» **EXERCISE INPUTS**:
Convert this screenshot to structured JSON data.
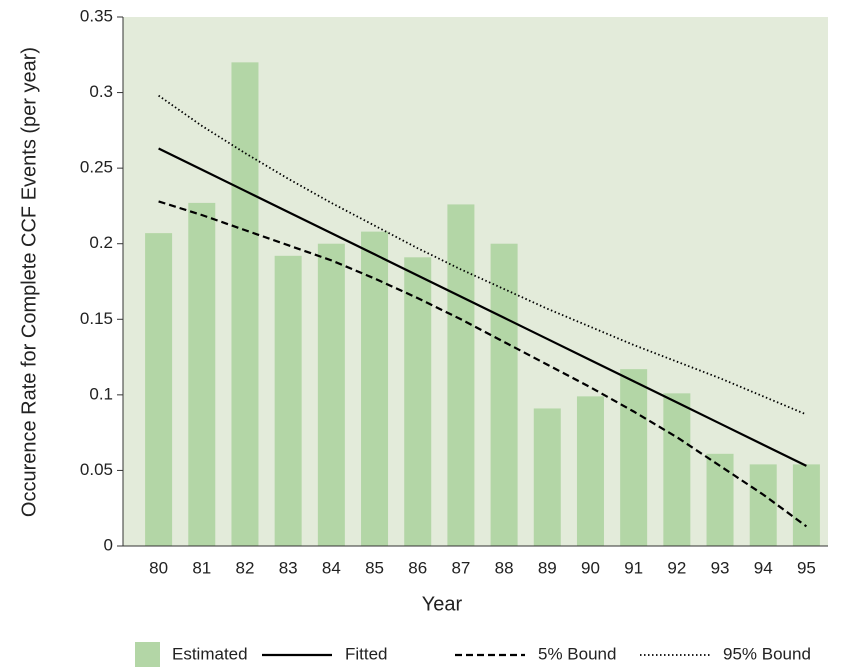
{
  "chart_data": {
    "type": "bar",
    "x_label": "Year",
    "y_label": "Occurence Rate for Complete CCF Events (per year)",
    "categories": [
      "80",
      "81",
      "82",
      "83",
      "84",
      "85",
      "86",
      "87",
      "88",
      "89",
      "90",
      "91",
      "92",
      "93",
      "94",
      "95"
    ],
    "series": [
      {
        "name": "Estimated",
        "type": "bar",
        "color": "#b3d6a6",
        "values": [
          0.207,
          0.227,
          0.32,
          0.192,
          0.2,
          0.208,
          0.191,
          0.226,
          0.2,
          0.091,
          0.099,
          0.117,
          0.101,
          0.061,
          0.054,
          0.054
        ]
      },
      {
        "name": "Fitted",
        "type": "line",
        "color": "#000000",
        "dash": "solid",
        "values": [
          0.263,
          0.249,
          0.235,
          0.221,
          0.207,
          0.193,
          0.179,
          0.165,
          0.151,
          0.137,
          0.123,
          0.109,
          0.095,
          0.081,
          0.067,
          0.053
        ]
      },
      {
        "name": "5% Bound",
        "type": "line",
        "color": "#000000",
        "dash": "dashed",
        "values": [
          0.228,
          0.219,
          0.209,
          0.199,
          0.189,
          0.177,
          0.164,
          0.15,
          0.135,
          0.12,
          0.105,
          0.089,
          0.072,
          0.053,
          0.034,
          0.013
        ]
      },
      {
        "name": "95% Bound",
        "type": "line",
        "color": "#000000",
        "dash": "dotted",
        "values": [
          0.298,
          0.278,
          0.26,
          0.243,
          0.227,
          0.212,
          0.197,
          0.183,
          0.17,
          0.157,
          0.145,
          0.133,
          0.122,
          0.111,
          0.099,
          0.087
        ]
      }
    ],
    "ylim": [
      0,
      0.35
    ],
    "yticks": [
      0,
      0.05,
      0.1,
      0.15,
      0.2,
      0.25,
      0.3,
      0.35
    ],
    "background": "#e3ebda",
    "legend": "bottom"
  }
}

» **WORK INSTRUCTIONS**: Keep the pictures out of the copy and return the rest of the data above exactly.

» **RESULT BELOW**:
Convert this screenshot to structured JSON data.
{
  "chart_data": {
    "type": "bar",
    "x_label": "Year",
    "y_label": "Occurence Rate for Complete CCF Events (per year)",
    "categories": [
      "80",
      "81",
      "82",
      "83",
      "84",
      "85",
      "86",
      "87",
      "88",
      "89",
      "90",
      "91",
      "92",
      "93",
      "94",
      "95"
    ],
    "series": [
      {
        "name": "Estimated",
        "type": "bar",
        "color": "#b3d6a6",
        "values": [
          0.207,
          0.227,
          0.32,
          0.192,
          0.2,
          0.208,
          0.191,
          0.226,
          0.2,
          0.091,
          0.099,
          0.117,
          0.101,
          0.061,
          0.054,
          0.054
        ]
      },
      {
        "name": "Fitted",
        "type": "line",
        "color": "#000000",
        "dash": "solid",
        "values": [
          0.263,
          0.249,
          0.235,
          0.221,
          0.207,
          0.193,
          0.179,
          0.165,
          0.151,
          0.137,
          0.123,
          0.109,
          0.095,
          0.081,
          0.067,
          0.053
        ]
      },
      {
        "name": "5% Bound",
        "type": "line",
        "color": "#000000",
        "dash": "dashed",
        "values": [
          0.228,
          0.219,
          0.209,
          0.199,
          0.189,
          0.177,
          0.164,
          0.15,
          0.135,
          0.12,
          0.105,
          0.089,
          0.072,
          0.053,
          0.034,
          0.013
        ]
      },
      {
        "name": "95% Bound",
        "type": "line",
        "color": "#000000",
        "dash": "dotted",
        "values": [
          0.298,
          0.278,
          0.26,
          0.243,
          0.227,
          0.212,
          0.197,
          0.183,
          0.17,
          0.157,
          0.145,
          0.133,
          0.122,
          0.111,
          0.099,
          0.087
        ]
      }
    ],
    "ylim": [
      0,
      0.35
    ],
    "yticks": [
      0,
      0.05,
      0.1,
      0.15,
      0.2,
      0.25,
      0.3,
      0.35
    ],
    "background": "#e3ebda",
    "legend": "bottom"
  }
}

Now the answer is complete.